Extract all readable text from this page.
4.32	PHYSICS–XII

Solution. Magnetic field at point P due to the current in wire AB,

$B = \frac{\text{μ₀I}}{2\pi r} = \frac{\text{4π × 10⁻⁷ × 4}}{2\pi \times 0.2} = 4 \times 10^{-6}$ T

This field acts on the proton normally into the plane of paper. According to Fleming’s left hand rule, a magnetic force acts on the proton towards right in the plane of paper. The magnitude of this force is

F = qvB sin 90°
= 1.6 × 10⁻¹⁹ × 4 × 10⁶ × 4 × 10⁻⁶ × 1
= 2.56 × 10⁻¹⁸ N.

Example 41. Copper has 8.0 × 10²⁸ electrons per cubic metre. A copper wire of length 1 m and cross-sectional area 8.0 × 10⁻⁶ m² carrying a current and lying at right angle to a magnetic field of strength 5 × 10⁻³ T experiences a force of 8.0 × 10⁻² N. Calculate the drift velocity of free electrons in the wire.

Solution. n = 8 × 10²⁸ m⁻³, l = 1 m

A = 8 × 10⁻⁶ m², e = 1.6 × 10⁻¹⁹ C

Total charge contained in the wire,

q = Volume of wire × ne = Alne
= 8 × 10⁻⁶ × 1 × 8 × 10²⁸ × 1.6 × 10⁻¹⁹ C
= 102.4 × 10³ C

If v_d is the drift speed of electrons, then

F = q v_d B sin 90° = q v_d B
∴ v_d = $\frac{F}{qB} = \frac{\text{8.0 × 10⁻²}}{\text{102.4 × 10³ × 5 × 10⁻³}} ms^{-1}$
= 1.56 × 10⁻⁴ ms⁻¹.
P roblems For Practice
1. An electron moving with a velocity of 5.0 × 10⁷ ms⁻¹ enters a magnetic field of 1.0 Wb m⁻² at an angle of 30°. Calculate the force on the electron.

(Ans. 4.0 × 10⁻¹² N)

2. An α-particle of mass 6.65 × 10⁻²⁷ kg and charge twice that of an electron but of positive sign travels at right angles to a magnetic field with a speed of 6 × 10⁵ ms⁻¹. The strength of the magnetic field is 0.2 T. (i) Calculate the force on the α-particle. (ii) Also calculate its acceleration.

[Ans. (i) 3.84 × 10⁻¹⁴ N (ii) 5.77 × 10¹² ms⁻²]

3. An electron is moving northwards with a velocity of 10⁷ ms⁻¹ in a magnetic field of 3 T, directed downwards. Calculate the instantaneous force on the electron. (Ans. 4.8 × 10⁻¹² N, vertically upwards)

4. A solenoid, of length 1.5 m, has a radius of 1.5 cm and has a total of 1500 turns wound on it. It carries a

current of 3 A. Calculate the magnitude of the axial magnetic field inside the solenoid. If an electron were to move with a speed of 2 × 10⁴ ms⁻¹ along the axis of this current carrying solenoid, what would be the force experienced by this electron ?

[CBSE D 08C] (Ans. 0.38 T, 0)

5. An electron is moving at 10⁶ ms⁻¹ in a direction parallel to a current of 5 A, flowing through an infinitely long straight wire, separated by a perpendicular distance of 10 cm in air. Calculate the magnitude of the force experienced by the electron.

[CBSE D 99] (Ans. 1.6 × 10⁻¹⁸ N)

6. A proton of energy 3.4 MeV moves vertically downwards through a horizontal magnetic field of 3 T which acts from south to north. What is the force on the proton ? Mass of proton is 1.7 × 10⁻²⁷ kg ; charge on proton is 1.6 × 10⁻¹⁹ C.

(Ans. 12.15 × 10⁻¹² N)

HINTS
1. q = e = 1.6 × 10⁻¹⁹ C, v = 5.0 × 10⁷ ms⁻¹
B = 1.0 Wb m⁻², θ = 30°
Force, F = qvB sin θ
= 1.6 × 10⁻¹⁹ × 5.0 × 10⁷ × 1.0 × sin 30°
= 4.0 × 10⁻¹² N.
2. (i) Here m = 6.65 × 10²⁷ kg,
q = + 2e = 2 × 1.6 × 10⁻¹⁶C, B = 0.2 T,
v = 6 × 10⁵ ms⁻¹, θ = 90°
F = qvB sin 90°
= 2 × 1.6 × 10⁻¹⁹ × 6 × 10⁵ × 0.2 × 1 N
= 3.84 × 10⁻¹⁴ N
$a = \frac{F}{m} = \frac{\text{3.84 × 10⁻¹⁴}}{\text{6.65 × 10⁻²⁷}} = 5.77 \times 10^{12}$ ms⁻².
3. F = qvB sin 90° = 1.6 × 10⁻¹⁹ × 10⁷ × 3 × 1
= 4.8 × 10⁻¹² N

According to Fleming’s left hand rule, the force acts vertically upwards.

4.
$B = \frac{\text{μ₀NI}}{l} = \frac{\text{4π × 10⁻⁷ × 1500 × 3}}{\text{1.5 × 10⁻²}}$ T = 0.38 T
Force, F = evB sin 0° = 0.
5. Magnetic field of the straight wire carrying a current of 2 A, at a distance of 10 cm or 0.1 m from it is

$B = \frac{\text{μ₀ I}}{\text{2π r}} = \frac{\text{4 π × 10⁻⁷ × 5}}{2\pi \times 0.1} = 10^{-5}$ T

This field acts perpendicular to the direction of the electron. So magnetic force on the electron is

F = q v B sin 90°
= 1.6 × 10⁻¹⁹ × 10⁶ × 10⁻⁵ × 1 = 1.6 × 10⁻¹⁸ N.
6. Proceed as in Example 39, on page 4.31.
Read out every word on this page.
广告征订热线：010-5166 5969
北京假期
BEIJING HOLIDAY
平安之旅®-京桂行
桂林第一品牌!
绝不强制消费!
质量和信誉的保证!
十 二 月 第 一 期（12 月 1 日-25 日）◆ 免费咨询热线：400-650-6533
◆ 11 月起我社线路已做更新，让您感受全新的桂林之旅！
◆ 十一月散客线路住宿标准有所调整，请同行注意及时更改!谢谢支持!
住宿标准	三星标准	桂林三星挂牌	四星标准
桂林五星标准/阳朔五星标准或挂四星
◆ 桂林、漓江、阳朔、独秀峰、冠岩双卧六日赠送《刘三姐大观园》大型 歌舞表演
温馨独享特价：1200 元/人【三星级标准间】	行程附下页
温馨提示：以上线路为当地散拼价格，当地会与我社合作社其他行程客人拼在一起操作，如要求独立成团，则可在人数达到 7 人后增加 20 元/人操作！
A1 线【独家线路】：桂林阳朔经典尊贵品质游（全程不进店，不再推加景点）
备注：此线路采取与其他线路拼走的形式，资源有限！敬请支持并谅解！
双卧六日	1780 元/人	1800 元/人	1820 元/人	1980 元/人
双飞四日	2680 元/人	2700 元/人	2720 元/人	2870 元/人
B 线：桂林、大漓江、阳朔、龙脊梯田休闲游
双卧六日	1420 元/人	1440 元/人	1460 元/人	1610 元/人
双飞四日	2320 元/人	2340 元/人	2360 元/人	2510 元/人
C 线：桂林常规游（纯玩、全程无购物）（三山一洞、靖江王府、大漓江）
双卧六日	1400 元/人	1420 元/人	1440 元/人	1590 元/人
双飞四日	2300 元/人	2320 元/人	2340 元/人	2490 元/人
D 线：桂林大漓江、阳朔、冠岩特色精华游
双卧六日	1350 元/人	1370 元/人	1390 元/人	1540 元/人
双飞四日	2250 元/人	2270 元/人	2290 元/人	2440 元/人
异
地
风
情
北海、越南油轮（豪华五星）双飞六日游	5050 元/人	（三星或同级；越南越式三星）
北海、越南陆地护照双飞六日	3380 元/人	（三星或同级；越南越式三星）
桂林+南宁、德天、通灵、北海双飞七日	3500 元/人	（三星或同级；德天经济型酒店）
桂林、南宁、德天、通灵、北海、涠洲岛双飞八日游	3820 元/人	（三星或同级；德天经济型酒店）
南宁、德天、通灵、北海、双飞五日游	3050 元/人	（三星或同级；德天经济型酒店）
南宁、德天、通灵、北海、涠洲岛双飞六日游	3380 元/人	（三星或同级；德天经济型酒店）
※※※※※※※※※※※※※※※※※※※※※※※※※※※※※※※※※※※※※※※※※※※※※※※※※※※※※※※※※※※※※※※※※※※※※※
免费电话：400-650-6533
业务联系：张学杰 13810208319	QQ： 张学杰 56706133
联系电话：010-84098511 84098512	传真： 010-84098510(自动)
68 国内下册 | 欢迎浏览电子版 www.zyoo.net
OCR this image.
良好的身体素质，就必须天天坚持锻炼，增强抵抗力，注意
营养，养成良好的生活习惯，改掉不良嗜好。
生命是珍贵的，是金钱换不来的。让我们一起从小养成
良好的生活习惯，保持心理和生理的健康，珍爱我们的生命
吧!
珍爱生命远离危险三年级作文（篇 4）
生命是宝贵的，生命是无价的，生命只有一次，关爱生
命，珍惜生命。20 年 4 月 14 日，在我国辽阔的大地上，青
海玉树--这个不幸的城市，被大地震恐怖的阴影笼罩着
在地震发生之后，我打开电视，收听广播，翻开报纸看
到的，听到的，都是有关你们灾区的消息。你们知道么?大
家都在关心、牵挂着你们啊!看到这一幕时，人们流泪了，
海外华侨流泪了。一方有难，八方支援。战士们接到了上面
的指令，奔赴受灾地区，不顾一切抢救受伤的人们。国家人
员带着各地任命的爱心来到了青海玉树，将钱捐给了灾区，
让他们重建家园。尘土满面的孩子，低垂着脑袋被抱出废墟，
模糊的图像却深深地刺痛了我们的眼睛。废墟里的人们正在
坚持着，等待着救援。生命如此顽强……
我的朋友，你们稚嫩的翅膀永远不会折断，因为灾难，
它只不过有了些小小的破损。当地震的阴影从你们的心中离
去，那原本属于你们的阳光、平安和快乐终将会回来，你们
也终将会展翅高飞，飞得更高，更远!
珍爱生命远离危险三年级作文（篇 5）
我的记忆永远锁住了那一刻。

************

• [Written task]
Take the lines above from the one holding "OCR this image." to the last and output them exactly.

• [Exercise response]
OCR this image.
良好的身体素质，就必须天天坚持锻炼，增强抵抗力，注意
营养，养成良好的生活习惯，改掉不良嗜好。
生命是珍贵的，是金钱换不来的。让我们一起从小养成
良好的生活习惯，保持心理和生理的健康，珍爱我们的生命
吧!
珍爱生命远离危险三年级作文（篇 4）
生命是宝贵的，生命是无价的，生命只有一次，关爱生
命，珍惜生命。20 年 4 月 14 日，在我国辽阔的大地上，青
海玉树--这个不幸的城市，被大地震恐怖的阴影笼罩着
在地震发生之后，我打开电视，收听广播，翻开报纸看
到的，听到的，都是有关你们灾区的消息。你们知道么?大
家都在关心、牵挂着你们啊!看到这一幕时，人们流泪了，
海外华侨流泪了。一方有难，八方支援。战士们接到了上面
的指令，奔赴受灾地区，不顾一切抢救受伤的人们。国家人
员带着各地任命的爱心来到了青海玉树，将钱捐给了灾区，
让他们重建家园。尘土满面的孩子，低垂着脑袋被抱出废墟，
模糊的图像却深深地刺痛了我们的眼睛。废墟里的人们正在
坚持着，等待着救援。生命如此顽强……
我的朋友，你们稚嫩的翅膀永远不会折断，因为灾难，
它只不过有了些小小的破损。当地震的阴影从你们的心中离
去，那原本属于你们的阳光、平安和快乐终将会回来，你们
也终将会展翅高飞，飞得更高，更远!
珍爱生命远离危险三年级作文（篇 5）
我的记忆永远锁住了那一刻。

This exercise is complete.